Dataset records on visual material ->
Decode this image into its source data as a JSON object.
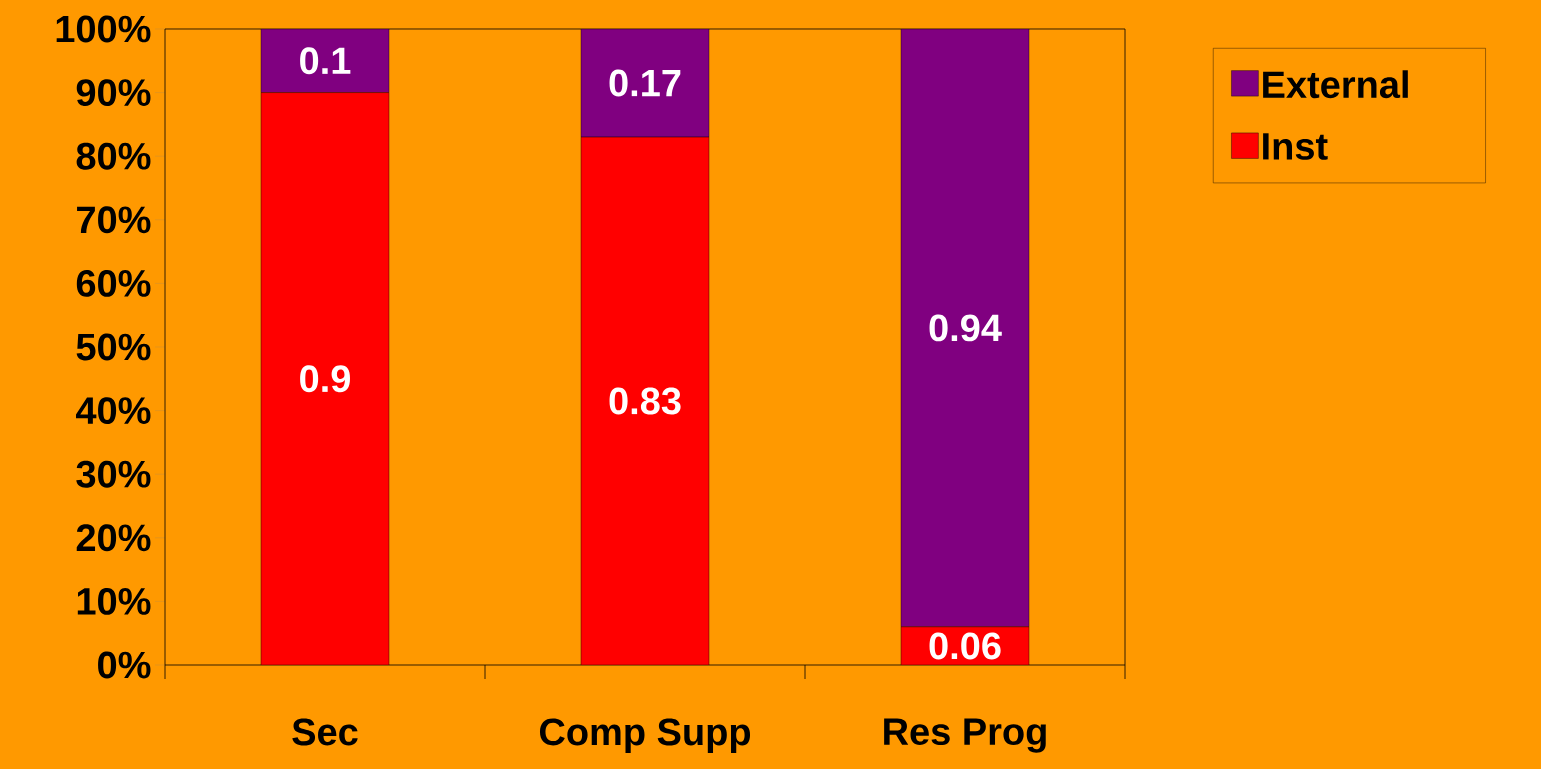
{
  "chart_data": {
    "type": "bar",
    "stacked": true,
    "categories": [
      "Sec",
      "Comp Supp",
      "Res Prog"
    ],
    "series": [
      {
        "name": "Inst",
        "color": "#ff0000",
        "values": [
          0.9,
          0.83,
          0.06
        ]
      },
      {
        "name": "External",
        "color": "#800080",
        "values": [
          0.1,
          0.17,
          0.94
        ]
      }
    ],
    "ylim": [
      0,
      1
    ],
    "yticks": [
      {
        "value": 0,
        "label": "0%"
      },
      {
        "value": 0.1,
        "label": "10%"
      },
      {
        "value": 0.2,
        "label": "20%"
      },
      {
        "value": 0.3,
        "label": "30%"
      },
      {
        "value": 0.4,
        "label": "40%"
      },
      {
        "value": 0.5,
        "label": "50%"
      },
      {
        "value": 0.6,
        "label": "60%"
      },
      {
        "value": 0.7,
        "label": "70%"
      },
      {
        "value": 0.8,
        "label": "80%"
      },
      {
        "value": 0.9,
        "label": "90%"
      },
      {
        "value": 1,
        "label": "100%"
      }
    ],
    "data_labels": true,
    "legend": "top right"
  }
}
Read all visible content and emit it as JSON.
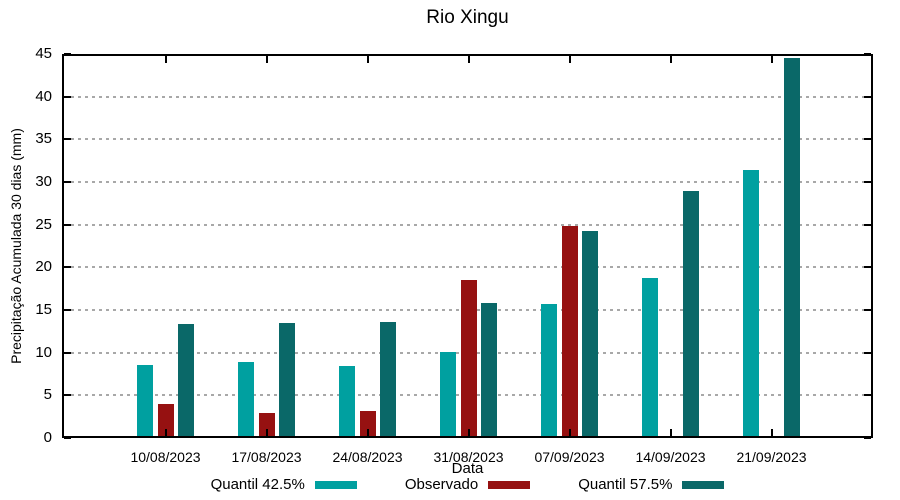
{
  "chart_data": {
    "type": "bar",
    "title": "Rio Xingu",
    "xlabel": "Data",
    "ylabel": "Precipitação Acumulada 30 dias (mm)",
    "ylim": [
      0,
      45
    ],
    "ytick_step": 5,
    "grid": "horizontal-dashed",
    "grid_color": "#a8a8a8",
    "axis_color": "#000000",
    "legend_position": "bottom-center",
    "categories": [
      "10/08/2023",
      "17/08/2023",
      "24/08/2023",
      "31/08/2023",
      "07/09/2023",
      "14/09/2023",
      "21/09/2023"
    ],
    "series": [
      {
        "name": "Quantil 42.5%",
        "color": "#00A0A0",
        "values": [
          8.6,
          8.9,
          8.4,
          10.1,
          15.7,
          18.7,
          31.4
        ]
      },
      {
        "name": "Observado",
        "color": "#961111",
        "values": [
          4.0,
          2.9,
          3.2,
          18.5,
          24.8,
          null,
          null
        ]
      },
      {
        "name": "Quantil 57.5%",
        "color": "#0A6868",
        "values": [
          13.4,
          13.5,
          13.6,
          15.8,
          24.2,
          29.0,
          44.5
        ]
      }
    ]
  }
}
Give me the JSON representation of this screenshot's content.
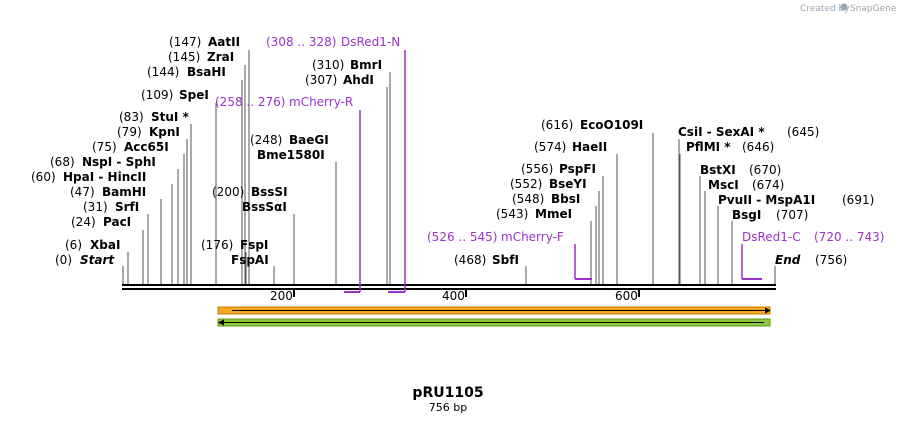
{
  "brand": {
    "created_by": "Created by",
    "app_name": "SnapGene"
  },
  "plasmid": {
    "name": "pRU1105",
    "size_label": "756 bp"
  },
  "ruler": {
    "ticks": [
      "200",
      "400",
      "600"
    ]
  },
  "sites_left": [
    {
      "pos": "(0)",
      "name": "Start",
      "italic": true
    },
    {
      "pos": "(6)",
      "name": "XbaI"
    },
    {
      "pos": "(24)",
      "name": "PacI"
    },
    {
      "pos": "(31)",
      "name": "SrfI"
    },
    {
      "pos": "(47)",
      "name": "BamHI"
    },
    {
      "pos": "(60)",
      "name": "HpaI",
      "name2": " - HincII"
    },
    {
      "pos": "(68)",
      "name": "NspI",
      "name2": " - SphI"
    },
    {
      "pos": "(75)",
      "name": "Acc65I"
    },
    {
      "pos": "(79)",
      "name": "KpnI"
    },
    {
      "pos": "(83)",
      "name": "StuI *"
    },
    {
      "pos": "(109)",
      "name": "SpeI"
    },
    {
      "pos": "(144)",
      "name": "BsaHI"
    },
    {
      "pos": "(145)",
      "name": "ZraI"
    },
    {
      "pos": "(147)",
      "name": "AatII"
    },
    {
      "pos": "(176)",
      "name": "FspI"
    },
    {
      "pos": "",
      "name": "FspAI"
    },
    {
      "pos": "(200)",
      "name": "BssSI"
    },
    {
      "pos": "",
      "name": "BssSαI"
    },
    {
      "pos": "(248)",
      "name": "BaeGI"
    },
    {
      "pos": "",
      "name": "Bme1580I"
    },
    {
      "pos": "(307)",
      "name": "AhdI"
    },
    {
      "pos": "(310)",
      "name": "BmrI"
    }
  ],
  "sites_right": [
    {
      "pos": "(468)",
      "name": "SbfI"
    },
    {
      "pos": "(543)",
      "name": "MmeI"
    },
    {
      "pos": "(548)",
      "name": "BbsI"
    },
    {
      "pos": "(552)",
      "name": "BseYI"
    },
    {
      "pos": "(556)",
      "name": "PspFI"
    },
    {
      "pos": "(574)",
      "name": "HaeII"
    },
    {
      "pos": "(616)",
      "name": "EcoO109I"
    },
    {
      "pos": "(645)",
      "name": "CsiI",
      "name2": " - SexAI *"
    },
    {
      "pos": "(646)",
      "name": "PflMI *"
    },
    {
      "pos": "(670)",
      "name": "BstXI"
    },
    {
      "pos": "(674)",
      "name": "MscI"
    },
    {
      "pos": "(691)",
      "name": "PvuII",
      "name2": " - MspA1I"
    },
    {
      "pos": "(707)",
      "name": "BsgI"
    },
    {
      "pos": "(756)",
      "name": "End",
      "italic": true
    }
  ],
  "primers": [
    {
      "range": "(308 .. 328)",
      "name": "DsRed1-N"
    },
    {
      "range": "(258 .. 276)",
      "name": "mCherry-R"
    },
    {
      "range": "(526 .. 545)",
      "name": "mCherry-F"
    },
    {
      "range": "(720 .. 743)",
      "name": "DsRed1-C"
    }
  ],
  "colors": {
    "primer": "#9a33cc",
    "feature_orange": "#f5a623",
    "feature_green": "#8ccc3c",
    "line": "#000000",
    "tick": "#666666"
  }
}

AIM OF THE TASK -> Write out all the records again, exactly, minus any pictures.

EXPECTED ANSWER ->
Decode this image into its source data as a JSON object.
{
  "chart_data": {
    "type": "bar",
    "stacked": true,
    "categories": [
      "Sec",
      "Comp Supp",
      "Res Prog"
    ],
    "series": [
      {
        "name": "Inst",
        "color": "#ff0000",
        "values": [
          0.9,
          0.83,
          0.06
        ]
      },
      {
        "name": "External",
        "color": "#800080",
        "values": [
          0.1,
          0.17,
          0.94
        ]
      }
    ],
    "ylim": [
      0,
      1
    ],
    "yticks": [
      {
        "value": 0,
        "label": "0%"
      },
      {
        "value": 0.1,
        "label": "10%"
      },
      {
        "value": 0.2,
        "label": "20%"
      },
      {
        "value": 0.3,
        "label": "30%"
      },
      {
        "value": 0.4,
        "label": "40%"
      },
      {
        "value": 0.5,
        "label": "50%"
      },
      {
        "value": 0.6,
        "label": "60%"
      },
      {
        "value": 0.7,
        "label": "70%"
      },
      {
        "value": 0.8,
        "label": "80%"
      },
      {
        "value": 0.9,
        "label": "90%"
      },
      {
        "value": 1,
        "label": "100%"
      }
    ],
    "data_labels": true,
    "legend": "top right"
  }
}
Read all visible content and emit it as JSON.
{
  "chart_data": {
    "type": "bar",
    "title": "Rio Xingu",
    "xlabel": "Data",
    "ylabel": "Precipitação Acumulada 30 dias (mm)",
    "ylim": [
      0,
      45
    ],
    "ytick_step": 5,
    "grid": "horizontal-dashed",
    "grid_color": "#a8a8a8",
    "axis_color": "#000000",
    "legend_position": "bottom-center",
    "categories": [
      "10/08/2023",
      "17/08/2023",
      "24/08/2023",
      "31/08/2023",
      "07/09/2023",
      "14/09/2023",
      "21/09/2023"
    ],
    "series": [
      {
        "name": "Quantil 42.5%",
        "color": "#00A0A0",
        "values": [
          8.6,
          8.9,
          8.4,
          10.1,
          15.7,
          18.7,
          31.4
        ]
      },
      {
        "name": "Observado",
        "color": "#961111",
        "values": [
          4.0,
          2.9,
          3.2,
          18.5,
          24.8,
          null,
          null
        ]
      },
      {
        "name": "Quantil 57.5%",
        "color": "#0A6868",
        "values": [
          13.4,
          13.5,
          13.6,
          15.8,
          24.2,
          29.0,
          44.5
        ]
      }
    ]
  }
}
Give me the JSON representation of this screenshot's content.
{
  "brand": {
    "created_by": "Created by",
    "app_name": "SnapGene"
  },
  "plasmid": {
    "name": "pRU1105",
    "size_label": "756 bp"
  },
  "ruler": {
    "ticks": [
      "200",
      "400",
      "600"
    ]
  },
  "sites_left": [
    {
      "pos": "(0)",
      "name": "Start",
      "italic": true
    },
    {
      "pos": "(6)",
      "name": "XbaI"
    },
    {
      "pos": "(24)",
      "name": "PacI"
    },
    {
      "pos": "(31)",
      "name": "SrfI"
    },
    {
      "pos": "(47)",
      "name": "BamHI"
    },
    {
      "pos": "(60)",
      "name": "HpaI",
      "name2": " - HincII"
    },
    {
      "pos": "(68)",
      "name": "NspI",
      "name2": " - SphI"
    },
    {
      "pos": "(75)",
      "name": "Acc65I"
    },
    {
      "pos": "(79)",
      "name": "KpnI"
    },
    {
      "pos": "(83)",
      "name": "StuI *"
    },
    {
      "pos": "(109)",
      "name": "SpeI"
    },
    {
      "pos": "(144)",
      "name": "BsaHI"
    },
    {
      "pos": "(145)",
      "name": "ZraI"
    },
    {
      "pos": "(147)",
      "name": "AatII"
    },
    {
      "pos": "(176)",
      "name": "FspI"
    },
    {
      "pos": "",
      "name": "FspAI"
    },
    {
      "pos": "(200)",
      "name": "BssSI"
    },
    {
      "pos": "",
      "name": "BssSαI"
    },
    {
      "pos": "(248)",
      "name": "BaeGI"
    },
    {
      "pos": "",
      "name": "Bme1580I"
    },
    {
      "pos": "(307)",
      "name": "AhdI"
    },
    {
      "pos": "(310)",
      "name": "BmrI"
    }
  ],
  "sites_right": [
    {
      "pos": "(468)",
      "name": "SbfI"
    },
    {
      "pos": "(543)",
      "name": "MmeI"
    },
    {
      "pos": "(548)",
      "name": "BbsI"
    },
    {
      "pos": "(552)",
      "name": "BseYI"
    },
    {
      "pos": "(556)",
      "name": "PspFI"
    },
    {
      "pos": "(574)",
      "name": "HaeII"
    },
    {
      "pos": "(616)",
      "name": "EcoO109I"
    },
    {
      "pos": "(645)",
      "name": "CsiI",
      "name2": " - SexAI *"
    },
    {
      "pos": "(646)",
      "name": "PflMI *"
    },
    {
      "pos": "(670)",
      "name": "BstXI"
    },
    {
      "pos": "(674)",
      "name": "MscI"
    },
    {
      "pos": "(691)",
      "name": "PvuII",
      "name2": " - MspA1I"
    },
    {
      "pos": "(707)",
      "name": "BsgI"
    },
    {
      "pos": "(756)",
      "name": "End",
      "italic": true
    }
  ],
  "primers": [
    {
      "range": "(308 .. 328)",
      "name": "DsRed1-N"
    },
    {
      "range": "(258 .. 276)",
      "name": "mCherry-R"
    },
    {
      "range": "(526 .. 545)",
      "name": "mCherry-F"
    },
    {
      "range": "(720 .. 743)",
      "name": "DsRed1-C"
    }
  ],
  "colors": {
    "primer": "#9a33cc",
    "feature_orange": "#f5a623",
    "feature_green": "#8ccc3c",
    "line": "#000000",
    "tick": "#666666"
  }
}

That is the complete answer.